All material below is to be reproduced exactly.

--- BEGIN ---

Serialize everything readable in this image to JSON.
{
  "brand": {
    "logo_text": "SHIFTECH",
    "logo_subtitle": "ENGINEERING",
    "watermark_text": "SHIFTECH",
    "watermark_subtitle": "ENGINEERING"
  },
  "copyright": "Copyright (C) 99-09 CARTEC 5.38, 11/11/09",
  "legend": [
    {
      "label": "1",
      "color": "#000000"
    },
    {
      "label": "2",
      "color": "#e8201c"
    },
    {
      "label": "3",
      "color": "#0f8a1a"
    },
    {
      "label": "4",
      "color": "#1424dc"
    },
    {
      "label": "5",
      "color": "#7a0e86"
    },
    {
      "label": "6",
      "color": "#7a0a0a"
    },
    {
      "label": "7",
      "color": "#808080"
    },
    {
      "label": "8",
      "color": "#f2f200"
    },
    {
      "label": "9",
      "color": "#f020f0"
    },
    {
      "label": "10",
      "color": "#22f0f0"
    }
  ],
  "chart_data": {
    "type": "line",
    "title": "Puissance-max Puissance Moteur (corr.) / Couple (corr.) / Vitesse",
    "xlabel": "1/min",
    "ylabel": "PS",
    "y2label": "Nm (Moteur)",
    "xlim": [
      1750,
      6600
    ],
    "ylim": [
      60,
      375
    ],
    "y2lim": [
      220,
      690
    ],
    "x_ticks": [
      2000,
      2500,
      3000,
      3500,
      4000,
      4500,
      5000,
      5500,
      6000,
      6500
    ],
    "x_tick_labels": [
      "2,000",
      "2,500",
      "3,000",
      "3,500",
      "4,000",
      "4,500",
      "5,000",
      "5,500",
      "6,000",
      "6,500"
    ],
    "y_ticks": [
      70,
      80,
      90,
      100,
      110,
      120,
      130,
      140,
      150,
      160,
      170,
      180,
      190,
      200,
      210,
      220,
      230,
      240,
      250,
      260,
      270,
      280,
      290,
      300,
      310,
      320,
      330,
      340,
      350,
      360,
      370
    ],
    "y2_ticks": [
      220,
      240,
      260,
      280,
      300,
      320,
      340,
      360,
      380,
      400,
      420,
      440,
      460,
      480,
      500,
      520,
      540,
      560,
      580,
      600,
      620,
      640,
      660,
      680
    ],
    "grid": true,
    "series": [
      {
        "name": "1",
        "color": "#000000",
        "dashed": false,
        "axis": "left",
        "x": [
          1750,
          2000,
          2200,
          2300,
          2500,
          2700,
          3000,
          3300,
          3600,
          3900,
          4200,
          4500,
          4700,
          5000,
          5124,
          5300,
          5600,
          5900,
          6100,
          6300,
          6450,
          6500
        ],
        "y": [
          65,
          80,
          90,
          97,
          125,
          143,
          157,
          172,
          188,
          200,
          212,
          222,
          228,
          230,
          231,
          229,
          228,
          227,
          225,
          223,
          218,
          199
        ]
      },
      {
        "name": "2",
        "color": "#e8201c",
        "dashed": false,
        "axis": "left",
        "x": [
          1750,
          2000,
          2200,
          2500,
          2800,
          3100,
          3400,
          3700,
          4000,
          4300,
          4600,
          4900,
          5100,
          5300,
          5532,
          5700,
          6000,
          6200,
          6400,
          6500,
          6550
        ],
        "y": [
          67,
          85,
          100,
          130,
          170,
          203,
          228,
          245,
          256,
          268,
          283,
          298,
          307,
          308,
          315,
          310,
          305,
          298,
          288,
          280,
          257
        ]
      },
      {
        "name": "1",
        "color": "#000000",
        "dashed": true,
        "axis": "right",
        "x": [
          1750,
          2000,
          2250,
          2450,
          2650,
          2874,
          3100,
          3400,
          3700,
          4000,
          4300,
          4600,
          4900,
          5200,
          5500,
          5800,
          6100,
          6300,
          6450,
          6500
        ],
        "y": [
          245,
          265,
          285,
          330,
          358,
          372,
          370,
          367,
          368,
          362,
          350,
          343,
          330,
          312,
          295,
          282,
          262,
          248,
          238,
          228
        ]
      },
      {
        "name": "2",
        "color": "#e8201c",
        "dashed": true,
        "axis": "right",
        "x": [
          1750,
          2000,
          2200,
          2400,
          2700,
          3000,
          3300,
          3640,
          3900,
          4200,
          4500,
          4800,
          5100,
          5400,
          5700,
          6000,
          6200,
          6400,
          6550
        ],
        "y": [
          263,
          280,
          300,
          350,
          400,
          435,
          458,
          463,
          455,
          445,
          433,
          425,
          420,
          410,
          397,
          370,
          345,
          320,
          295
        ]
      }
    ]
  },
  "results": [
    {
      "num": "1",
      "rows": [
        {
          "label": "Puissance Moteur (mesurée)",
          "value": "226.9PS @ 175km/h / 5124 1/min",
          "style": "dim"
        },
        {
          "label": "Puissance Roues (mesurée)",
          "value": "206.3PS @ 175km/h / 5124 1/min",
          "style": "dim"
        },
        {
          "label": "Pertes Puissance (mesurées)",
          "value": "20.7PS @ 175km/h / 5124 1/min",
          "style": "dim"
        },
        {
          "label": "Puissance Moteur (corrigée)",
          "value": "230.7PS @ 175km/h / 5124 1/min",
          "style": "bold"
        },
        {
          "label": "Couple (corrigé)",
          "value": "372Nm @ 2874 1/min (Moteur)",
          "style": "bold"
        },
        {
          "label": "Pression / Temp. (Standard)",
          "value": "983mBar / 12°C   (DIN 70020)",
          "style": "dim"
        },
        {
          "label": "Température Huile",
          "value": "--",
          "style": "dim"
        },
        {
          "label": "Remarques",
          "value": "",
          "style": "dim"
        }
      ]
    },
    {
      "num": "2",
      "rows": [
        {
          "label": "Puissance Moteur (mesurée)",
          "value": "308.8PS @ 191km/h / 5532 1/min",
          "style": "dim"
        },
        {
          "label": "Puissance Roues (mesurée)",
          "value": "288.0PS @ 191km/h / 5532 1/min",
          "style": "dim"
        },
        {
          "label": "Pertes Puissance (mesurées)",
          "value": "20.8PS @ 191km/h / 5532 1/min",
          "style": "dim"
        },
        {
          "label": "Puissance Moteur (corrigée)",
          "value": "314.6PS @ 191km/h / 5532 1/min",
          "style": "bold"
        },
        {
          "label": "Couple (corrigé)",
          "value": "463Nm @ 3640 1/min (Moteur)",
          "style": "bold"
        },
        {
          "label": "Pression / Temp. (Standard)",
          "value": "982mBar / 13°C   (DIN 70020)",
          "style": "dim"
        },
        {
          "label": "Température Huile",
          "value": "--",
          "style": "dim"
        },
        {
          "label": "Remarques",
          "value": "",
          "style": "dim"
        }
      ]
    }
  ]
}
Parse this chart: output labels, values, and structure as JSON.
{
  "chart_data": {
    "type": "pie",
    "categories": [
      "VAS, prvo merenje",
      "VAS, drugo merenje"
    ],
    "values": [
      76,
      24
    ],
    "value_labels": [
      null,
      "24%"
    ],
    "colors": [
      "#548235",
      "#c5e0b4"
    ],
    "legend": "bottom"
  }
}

--- END ---

### Completed task
Serialize everything readable in this image to JSON.
{
  "brand": {
    "logo_text": "SHIFTECH",
    "logo_subtitle": "ENGINEERING",
    "watermark_text": "SHIFTECH",
    "watermark_subtitle": "ENGINEERING"
  },
  "copyright": "Copyright (C) 99-09 CARTEC 5.38, 11/11/09",
  "legend": [
    {
      "label": "1",
      "color": "#000000"
    },
    {
      "label": "2",
      "color": "#e8201c"
    },
    {
      "label": "3",
      "color": "#0f8a1a"
    },
    {
      "label": "4",
      "color": "#1424dc"
    },
    {
      "label": "5",
      "color": "#7a0e86"
    },
    {
      "label": "6",
      "color": "#7a0a0a"
    },
    {
      "label": "7",
      "color": "#808080"
    },
    {
      "label": "8",
      "color": "#f2f200"
    },
    {
      "label": "9",
      "color": "#f020f0"
    },
    {
      "label": "10",
      "color": "#22f0f0"
    }
  ],
  "chart_data": {
    "type": "line",
    "title": "Puissance-max Puissance Moteur (corr.) / Couple (corr.) / Vitesse",
    "xlabel": "1/min",
    "ylabel": "PS",
    "y2label": "Nm (Moteur)",
    "xlim": [
      1750,
      6600
    ],
    "ylim": [
      60,
      375
    ],
    "y2lim": [
      220,
      690
    ],
    "x_ticks": [
      2000,
      2500,
      3000,
      3500,
      4000,
      4500,
      5000,
      5500,
      6000,
      6500
    ],
    "x_tick_labels": [
      "2,000",
      "2,500",
      "3,000",
      "3,500",
      "4,000",
      "4,500",
      "5,000",
      "5,500",
      "6,000",
      "6,500"
    ],
    "y_ticks": [
      70,
      80,
      90,
      100,
      110,
      120,
      130,
      140,
      150,
      160,
      170,
      180,
      190,
      200,
      210,
      220,
      230,
      240,
      250,
      260,
      270,
      280,
      290,
      300,
      310,
      320,
      330,
      340,
      350,
      360,
      370
    ],
    "y2_ticks": [
      220,
      240,
      260,
      280,
      300,
      320,
      340,
      360,
      380,
      400,
      420,
      440,
      460,
      480,
      500,
      520,
      540,
      560,
      580,
      600,
      620,
      640,
      660,
      680
    ],
    "grid": true,
    "series": [
      {
        "name": "1",
        "color": "#000000",
        "dashed": false,
        "axis": "left",
        "x": [
          1750,
          2000,
          2200,
          2300,
          2500,
          2700,
          3000,
          3300,
          3600,
          3900,
          4200,
          4500,
          4700,
          5000,
          5124,
          5300,
          5600,
          5900,
          6100,
          6300,
          6450,
          6500
        ],
        "y": [
          65,
          80,
          90,
          97,
          125,
          143,
          157,
          172,
          188,
          200,
          212,
          222,
          228,
          230,
          231,
          229,
          228,
          227,
          225,
          223,
          218,
          199
        ]
      },
      {
        "name": "2",
        "color": "#e8201c",
        "dashed": false,
        "axis": "left",
        "x": [
          1750,
          2000,
          2200,
          2500,
          2800,
          3100,
          3400,
          3700,
          4000,
          4300,
          4600,
          4900,
          5100,
          5300,
          5532,
          5700,
          6000,
          6200,
          6400,
          6500,
          6550
        ],
        "y": [
          67,
          85,
          100,
          130,
          170,
          203,
          228,
          245,
          256,
          268,
          283,
          298,
          307,
          308,
          315,
          310,
          305,
          298,
          288,
          280,
          257
        ]
      },
      {
        "name": "1",
        "color": "#000000",
        "dashed": true,
        "axis": "right",
        "x": [
          1750,
          2000,
          2250,
          2450,
          2650,
          2874,
          3100,
          3400,
          3700,
          4000,
          4300,
          4600,
          4900,
          5200,
          5500,
          5800,
          6100,
          6300,
          6450,
          6500
        ],
        "y": [
          245,
          265,
          285,
          330,
          358,
          372,
          370,
          367,
          368,
          362,
          350,
          343,
          330,
          312,
          295,
          282,
          262,
          248,
          238,
          228
        ]
      },
      {
        "name": "2",
        "color": "#e8201c",
        "dashed": true,
        "axis": "right",
        "x": [
          1750,
          2000,
          2200,
          2400,
          2700,
          3000,
          3300,
          3640,
          3900,
          4200,
          4500,
          4800,
          5100,
          5400,
          5700,
          6000,
          6200,
          6400,
          6550
        ],
        "y": [
          263,
          280,
          300,
          350,
          400,
          435,
          458,
          463,
          455,
          445,
          433,
          425,
          420,
          410,
          397,
          370,
          345,
          320,
          295
        ]
      }
    ]
  },
  "results": [
    {
      "num": "1",
      "rows": [
        {
          "label": "Puissance Moteur (mesurée)",
          "value": "226.9PS @ 175km/h / 5124 1/min",
          "style": "dim"
        },
        {
          "label": "Puissance Roues (mesurée)",
          "value": "206.3PS @ 175km/h / 5124 1/min",
          "style": "dim"
        },
        {
          "label": "Pertes Puissance (mesurées)",
          "value": "20.7PS @ 175km/h / 5124 1/min",
          "style": "dim"
        },
        {
          "label": "Puissance Moteur (corrigée)",
          "value": "230.7PS @ 175km/h / 5124 1/min",
          "style": "bold"
        },
        {
          "label": "Couple (corrigé)",
          "value": "372Nm @ 2874 1/min (Moteur)",
          "style": "bold"
        },
        {
          "label": "Pression / Temp. (Standard)",
          "value": "983mBar / 12°C   (DIN 70020)",
          "style": "dim"
        },
        {
          "label": "Température Huile",
          "value": "--",
          "style": "dim"
        },
        {
          "label": "Remarques",
          "value": "",
          "style": "dim"
        }
      ]
    },
    {
      "num": "2",
      "rows": [
        {
          "label": "Puissance Moteur (mesurée)",
          "value": "308.8PS @ 191km/h / 5532 1/min",
          "style": "dim"
        },
        {
          "label": "Puissance Roues (mesurée)",
          "value": "288.0PS @ 191km/h / 5532 1/min",
          "style": "dim"
        },
        {
          "label": "Pertes Puissance (mesurées)",
          "value": "20.8PS @ 191km/h / 5532 1/min",
          "style": "dim"
        },
        {
          "label": "Puissance Moteur (corrigée)",
          "value": "314.6PS @ 191km/h / 5532 1/min",
          "style": "bold"
        },
        {
          "label": "Couple (corrigé)",
          "value": "463Nm @ 3640 1/min (Moteur)",
          "style": "bold"
        },
        {
          "label": "Pression / Temp. (Standard)",
          "value": "982mBar / 13°C   (DIN 70020)",
          "style": "dim"
        },
        {
          "label": "Température Huile",
          "value": "--",
          "style": "dim"
        },
        {
          "label": "Remarques",
          "value": "",
          "style": "dim"
        }
      ]
    }
  ]
}
Parse this chart: output labels, values, and structure as JSON.
{
  "chart_data": {
    "type": "pie",
    "categories": [
      "VAS, prvo merenje",
      "VAS, drugo merenje"
    ],
    "values": [
      76,
      24
    ],
    "value_labels": [
      null,
      "24%"
    ],
    "colors": [
      "#548235",
      "#c5e0b4"
    ],
    "legend": "bottom"
  }
}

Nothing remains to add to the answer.